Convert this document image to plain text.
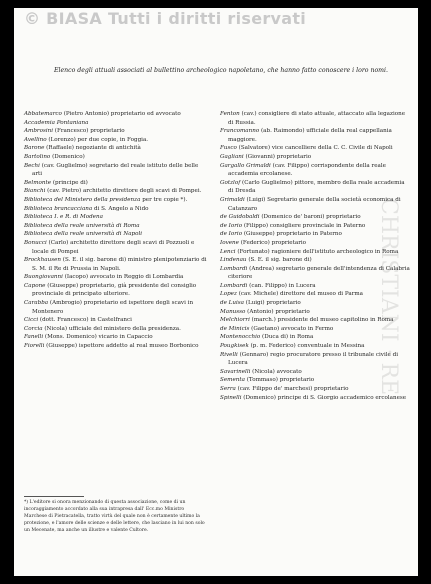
© BIASA Tutti i diritti riservati
CHRISTIANI · RE
Elenco degli attuali associati al bullettino archeologico napoletano, che hanno fatto conoscere i loro nomi.

Abbatemarco (Pietro Antonio) proprietario ed avvocato

Accademia Pontaniana

Ambrosini (Francesco) proprietario

Avellino (Lorenzo) per due copie, in Foggia.

Barone (Raffaele) negoziante di antichità

Bartolino (Domenico)

Bechi (cav. Guglielmo) segretario del reale istituto delle belle arti

Belmonte (principe di)

Bianchi (cav. Pietro) architetto direttore degli scavi di Pompei.

Biblioteca del Ministero della presidenza per tre copie *).

Biblioteca brancacciana di S. Angelo a Nido

Biblioteca I. e R. di Modena

Biblioteca della reale università di Roma

Biblioteca della reale università di Napoli

Bonucci (Carlo) architetto direttore degli scavi di Pozzuoli e locale di Pompei

Brockhausen (S. E. il sig. barone di) ministro plenipotenziario di S. M. il Re di Prussia in Napoli.

Buongiovanni (Iacopo) avvocato in Reggio di Lombardia

Capone (Giuseppe) proprietario, già presidente del consiglio provinciale di principato ulteriore.

Carabba (Ambrogio) proprietario ed ispettore degli scavi in Montenero

Cicci (dott. Francesco) in Castelfranci

Corcia (Nicola) ufficiale del ministero della presidenza.

Fanelli (Mons. Domenico) vicario in Capaccio

Fiorelli (Giuseppe) ispettore addetto al real museo Borbonico

Fenton (cav.) consigliere di stato attuale, attaccato alla legazione di Russia.

Francomanno (ab. Raimondo) ufficiale della real cappellania maggiore.

Fusco (Salvatore) vice cancelliere della C. C. Civile di Napoli

Gagliani (Giovanni) proprietario

Gargallo Grimaldi (cav. Filippo) corrispondente della reale accademia ercolanese.

Gotzlof (Carlo Guglielmo) pittore, membro della reale accademia di Dresda

Grimaldi (Luigi) Segretario generale della società economica di Catanzaro

de Guidobaldi (Domenico de' baroni) proprietario

de Iorio (Filippo) consigliere provinciale in Paterno

de Iorio (Giuseppe) proprietario in Paterno

Iovene (Federico) proprietario

Lenci (Fortunato) ragioniere dell'istituto archeologico in Roma

Lindenau (S. E. il sig. barone di)

Lombardi (Andrea) segretario generale dell'intendenza di Calabria citeriore

Lombardi (can. Filippo) in Lucera

Lopez (cav. Michele) direttore del museo di Parma

de Luisa (Luigi) proprietario

Manusso (Antonio) proprietario

Melchiorri (march.) presidente del museo capitolino in Roma

de Minicis (Gaetano) avvocato in Fermo

Montenocchio (Duca di) in Roma

Pougkisek (p. m. Federico) conventuale in Messina

Rivelli (Gennaro) regio procuratore presso il tribunale civile di Lucera

Savarinelli (Nicola) avvocato

Sementa (Tommaso) proprietario

Serra (cav. Filippo de' marchesi) proprietario

Spinelli (Domenico) principe di S. Giorgio accademico ercolanese

*) L'editore si onora menzionando di questa associazione, come di un incoraggiamento accordato alla sua intrapresa dall' Ecc.mo Ministro Marchese di Pietracatella, tratto virtù del quale non è certamente ultimo la protezione, e l'amore delle scienze e delle lettere, che lasciano in lui non solo un Mecenate, ma anche un illustre e valente Cultore.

▬▬▬▬▬▬▬▬▬▬

Task details — Pick each line holding the word "presidente" out of the data and copy it.

Response to this task —
Capone (Giuseppe) proprietario, già presidente del consiglio provinciale di principato ulteriore.
Melchiorri (march.) presidente del museo capitolino in Roma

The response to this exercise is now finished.